Of all the lines in the material, how many contain the word "qilish"? State the number alone.

-- BEGIN The data --

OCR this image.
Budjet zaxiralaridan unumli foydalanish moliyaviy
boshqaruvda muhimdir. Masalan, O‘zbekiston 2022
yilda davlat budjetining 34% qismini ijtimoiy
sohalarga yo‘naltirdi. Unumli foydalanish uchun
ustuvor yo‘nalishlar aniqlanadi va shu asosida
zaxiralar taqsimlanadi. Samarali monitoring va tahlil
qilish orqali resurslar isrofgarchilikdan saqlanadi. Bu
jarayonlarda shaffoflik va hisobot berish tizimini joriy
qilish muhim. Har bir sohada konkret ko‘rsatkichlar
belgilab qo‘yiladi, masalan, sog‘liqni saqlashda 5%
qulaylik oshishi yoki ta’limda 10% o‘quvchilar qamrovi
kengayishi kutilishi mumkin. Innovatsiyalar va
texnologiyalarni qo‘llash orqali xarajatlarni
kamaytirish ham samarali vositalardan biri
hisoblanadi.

-- END The data --

Output of the task: 2